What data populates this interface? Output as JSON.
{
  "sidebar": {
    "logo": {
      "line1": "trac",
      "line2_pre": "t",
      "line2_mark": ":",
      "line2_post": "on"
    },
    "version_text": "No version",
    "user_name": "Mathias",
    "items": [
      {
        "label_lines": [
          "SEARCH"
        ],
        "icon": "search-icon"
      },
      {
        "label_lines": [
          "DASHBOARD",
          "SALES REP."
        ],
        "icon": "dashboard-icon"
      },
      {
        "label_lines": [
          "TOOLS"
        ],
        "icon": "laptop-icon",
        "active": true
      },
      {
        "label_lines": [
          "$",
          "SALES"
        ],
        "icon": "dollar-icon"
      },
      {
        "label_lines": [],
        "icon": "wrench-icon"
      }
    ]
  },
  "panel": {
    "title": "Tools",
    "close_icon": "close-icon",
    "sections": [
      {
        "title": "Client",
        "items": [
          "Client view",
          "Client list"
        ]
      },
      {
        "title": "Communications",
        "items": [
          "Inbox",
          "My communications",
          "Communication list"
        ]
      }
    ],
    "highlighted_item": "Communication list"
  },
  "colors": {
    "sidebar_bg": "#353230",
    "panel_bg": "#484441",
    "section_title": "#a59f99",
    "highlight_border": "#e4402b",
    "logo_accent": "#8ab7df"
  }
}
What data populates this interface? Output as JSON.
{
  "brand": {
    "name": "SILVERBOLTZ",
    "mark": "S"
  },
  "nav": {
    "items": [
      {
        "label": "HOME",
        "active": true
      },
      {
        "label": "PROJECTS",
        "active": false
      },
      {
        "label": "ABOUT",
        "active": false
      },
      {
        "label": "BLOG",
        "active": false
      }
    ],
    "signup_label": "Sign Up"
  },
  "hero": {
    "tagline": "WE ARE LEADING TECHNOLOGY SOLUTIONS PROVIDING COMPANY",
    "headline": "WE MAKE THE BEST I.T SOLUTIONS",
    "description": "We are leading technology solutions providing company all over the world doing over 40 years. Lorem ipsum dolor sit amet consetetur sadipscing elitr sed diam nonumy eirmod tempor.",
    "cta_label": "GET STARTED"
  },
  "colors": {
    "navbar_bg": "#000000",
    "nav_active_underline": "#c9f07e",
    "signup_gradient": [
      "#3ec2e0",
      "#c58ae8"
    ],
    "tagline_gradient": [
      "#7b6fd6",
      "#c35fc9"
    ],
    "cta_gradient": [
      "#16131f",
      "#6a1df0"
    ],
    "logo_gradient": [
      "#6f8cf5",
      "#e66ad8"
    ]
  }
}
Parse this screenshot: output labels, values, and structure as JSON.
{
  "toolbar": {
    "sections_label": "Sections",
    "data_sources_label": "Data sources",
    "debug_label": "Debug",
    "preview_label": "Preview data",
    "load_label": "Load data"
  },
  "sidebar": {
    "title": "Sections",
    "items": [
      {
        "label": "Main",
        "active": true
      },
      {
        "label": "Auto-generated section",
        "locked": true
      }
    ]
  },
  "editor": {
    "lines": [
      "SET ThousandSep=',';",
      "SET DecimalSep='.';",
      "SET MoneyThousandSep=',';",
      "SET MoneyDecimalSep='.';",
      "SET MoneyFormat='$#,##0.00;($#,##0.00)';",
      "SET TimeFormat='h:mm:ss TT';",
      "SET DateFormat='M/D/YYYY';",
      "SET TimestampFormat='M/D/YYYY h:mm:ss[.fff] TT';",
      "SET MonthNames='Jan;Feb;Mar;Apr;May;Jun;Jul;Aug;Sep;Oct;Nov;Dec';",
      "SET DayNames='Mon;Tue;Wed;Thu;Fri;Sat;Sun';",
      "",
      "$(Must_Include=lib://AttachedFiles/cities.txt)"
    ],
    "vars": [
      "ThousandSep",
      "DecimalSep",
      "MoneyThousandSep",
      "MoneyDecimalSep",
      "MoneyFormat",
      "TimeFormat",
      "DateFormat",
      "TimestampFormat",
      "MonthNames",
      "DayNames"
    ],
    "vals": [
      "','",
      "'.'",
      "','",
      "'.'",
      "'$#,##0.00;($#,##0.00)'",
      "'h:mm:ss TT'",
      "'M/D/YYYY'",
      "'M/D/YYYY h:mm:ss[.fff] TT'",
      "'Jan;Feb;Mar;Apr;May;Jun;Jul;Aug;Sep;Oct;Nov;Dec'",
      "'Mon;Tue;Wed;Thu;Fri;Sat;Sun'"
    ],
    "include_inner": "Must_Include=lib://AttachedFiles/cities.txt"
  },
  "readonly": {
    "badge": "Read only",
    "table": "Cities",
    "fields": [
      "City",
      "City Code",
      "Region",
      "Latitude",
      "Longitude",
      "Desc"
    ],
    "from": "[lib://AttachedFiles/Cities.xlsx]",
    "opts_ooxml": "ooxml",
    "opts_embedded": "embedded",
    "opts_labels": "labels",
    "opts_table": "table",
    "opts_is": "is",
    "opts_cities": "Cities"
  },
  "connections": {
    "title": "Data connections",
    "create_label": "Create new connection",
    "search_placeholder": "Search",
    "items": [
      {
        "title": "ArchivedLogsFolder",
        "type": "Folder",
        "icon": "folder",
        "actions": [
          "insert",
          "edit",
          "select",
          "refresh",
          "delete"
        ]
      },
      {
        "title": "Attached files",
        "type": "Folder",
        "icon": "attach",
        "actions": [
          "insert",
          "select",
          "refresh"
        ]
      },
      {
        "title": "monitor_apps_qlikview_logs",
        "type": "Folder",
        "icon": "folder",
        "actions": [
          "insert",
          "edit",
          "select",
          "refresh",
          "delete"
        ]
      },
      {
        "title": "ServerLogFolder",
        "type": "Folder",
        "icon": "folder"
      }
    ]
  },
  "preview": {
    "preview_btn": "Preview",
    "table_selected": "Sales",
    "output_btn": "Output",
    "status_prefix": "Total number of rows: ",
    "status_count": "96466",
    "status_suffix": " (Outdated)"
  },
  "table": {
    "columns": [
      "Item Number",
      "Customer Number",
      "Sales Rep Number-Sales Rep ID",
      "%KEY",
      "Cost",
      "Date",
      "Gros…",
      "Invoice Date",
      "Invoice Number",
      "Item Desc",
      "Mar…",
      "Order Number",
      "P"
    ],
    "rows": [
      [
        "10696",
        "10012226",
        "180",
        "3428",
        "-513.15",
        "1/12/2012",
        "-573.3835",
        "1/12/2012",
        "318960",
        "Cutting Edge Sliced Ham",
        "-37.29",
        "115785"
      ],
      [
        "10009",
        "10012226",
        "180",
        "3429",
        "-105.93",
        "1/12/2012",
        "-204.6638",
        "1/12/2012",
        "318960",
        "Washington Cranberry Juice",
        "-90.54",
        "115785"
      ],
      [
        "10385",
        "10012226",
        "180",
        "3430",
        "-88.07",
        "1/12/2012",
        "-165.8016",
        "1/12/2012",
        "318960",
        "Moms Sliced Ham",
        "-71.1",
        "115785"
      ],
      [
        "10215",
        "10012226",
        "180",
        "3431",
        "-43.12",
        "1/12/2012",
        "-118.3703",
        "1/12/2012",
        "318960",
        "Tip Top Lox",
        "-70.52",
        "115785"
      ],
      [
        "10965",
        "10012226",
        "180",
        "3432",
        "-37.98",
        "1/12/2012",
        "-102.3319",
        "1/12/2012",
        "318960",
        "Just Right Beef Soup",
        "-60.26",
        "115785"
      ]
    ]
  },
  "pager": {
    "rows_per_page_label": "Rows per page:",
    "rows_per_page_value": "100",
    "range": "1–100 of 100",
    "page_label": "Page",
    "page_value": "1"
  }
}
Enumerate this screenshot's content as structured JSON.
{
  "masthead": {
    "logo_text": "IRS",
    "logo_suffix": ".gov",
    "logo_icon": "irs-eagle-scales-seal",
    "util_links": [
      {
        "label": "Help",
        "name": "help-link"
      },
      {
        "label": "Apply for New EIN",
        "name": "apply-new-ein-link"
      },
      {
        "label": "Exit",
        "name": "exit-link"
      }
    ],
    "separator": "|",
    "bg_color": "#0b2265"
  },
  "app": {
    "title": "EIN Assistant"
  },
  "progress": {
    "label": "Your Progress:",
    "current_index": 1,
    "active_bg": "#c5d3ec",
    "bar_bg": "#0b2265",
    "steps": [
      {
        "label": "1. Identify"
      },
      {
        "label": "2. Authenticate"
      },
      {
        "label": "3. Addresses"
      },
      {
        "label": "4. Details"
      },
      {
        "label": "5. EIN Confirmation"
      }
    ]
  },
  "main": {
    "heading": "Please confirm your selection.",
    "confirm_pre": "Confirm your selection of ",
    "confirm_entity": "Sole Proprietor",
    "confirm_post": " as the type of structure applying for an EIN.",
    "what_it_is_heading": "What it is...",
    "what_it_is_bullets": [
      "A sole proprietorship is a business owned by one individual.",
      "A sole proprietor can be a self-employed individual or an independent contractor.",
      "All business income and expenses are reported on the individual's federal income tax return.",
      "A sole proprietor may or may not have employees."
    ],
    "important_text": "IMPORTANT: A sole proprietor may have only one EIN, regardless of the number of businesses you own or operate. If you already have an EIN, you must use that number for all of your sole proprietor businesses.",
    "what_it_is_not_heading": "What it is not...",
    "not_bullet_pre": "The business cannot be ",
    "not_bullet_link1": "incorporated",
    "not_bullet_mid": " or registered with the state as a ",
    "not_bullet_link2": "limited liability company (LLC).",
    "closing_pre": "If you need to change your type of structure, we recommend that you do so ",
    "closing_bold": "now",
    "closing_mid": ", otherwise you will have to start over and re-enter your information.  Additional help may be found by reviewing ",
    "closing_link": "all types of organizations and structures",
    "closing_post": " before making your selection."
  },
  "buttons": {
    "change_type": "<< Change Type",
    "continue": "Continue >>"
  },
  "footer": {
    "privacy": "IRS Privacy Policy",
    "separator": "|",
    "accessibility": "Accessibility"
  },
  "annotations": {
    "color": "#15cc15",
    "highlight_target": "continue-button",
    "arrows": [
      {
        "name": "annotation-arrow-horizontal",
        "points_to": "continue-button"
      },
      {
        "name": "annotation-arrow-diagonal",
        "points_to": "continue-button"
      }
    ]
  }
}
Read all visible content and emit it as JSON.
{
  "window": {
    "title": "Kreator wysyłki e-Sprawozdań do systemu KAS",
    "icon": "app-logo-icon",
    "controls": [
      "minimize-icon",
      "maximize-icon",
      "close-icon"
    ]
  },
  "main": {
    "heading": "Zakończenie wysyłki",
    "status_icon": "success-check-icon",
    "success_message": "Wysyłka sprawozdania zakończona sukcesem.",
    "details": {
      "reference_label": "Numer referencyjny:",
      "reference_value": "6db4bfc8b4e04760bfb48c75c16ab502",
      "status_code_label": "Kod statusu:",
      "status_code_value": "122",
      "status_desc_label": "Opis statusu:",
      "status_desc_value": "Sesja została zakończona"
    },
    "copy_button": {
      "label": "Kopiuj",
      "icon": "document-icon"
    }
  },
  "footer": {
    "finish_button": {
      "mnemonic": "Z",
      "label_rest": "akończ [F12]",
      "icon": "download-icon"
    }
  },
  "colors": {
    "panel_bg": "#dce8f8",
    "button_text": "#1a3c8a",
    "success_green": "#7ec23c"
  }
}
┄┄┄┄┄┄┄┄┄┄
WORK TO COMPLETE:
Make a copy of each line that contains the string "individual".

FINAL ANSWER:
      "A sole proprietorship is a business owned by one individual.",
      "A sole proprietor can be a self-employed individual or an independent contractor.",
      "All business income and expenses are reported on the individual's federal income tax return.",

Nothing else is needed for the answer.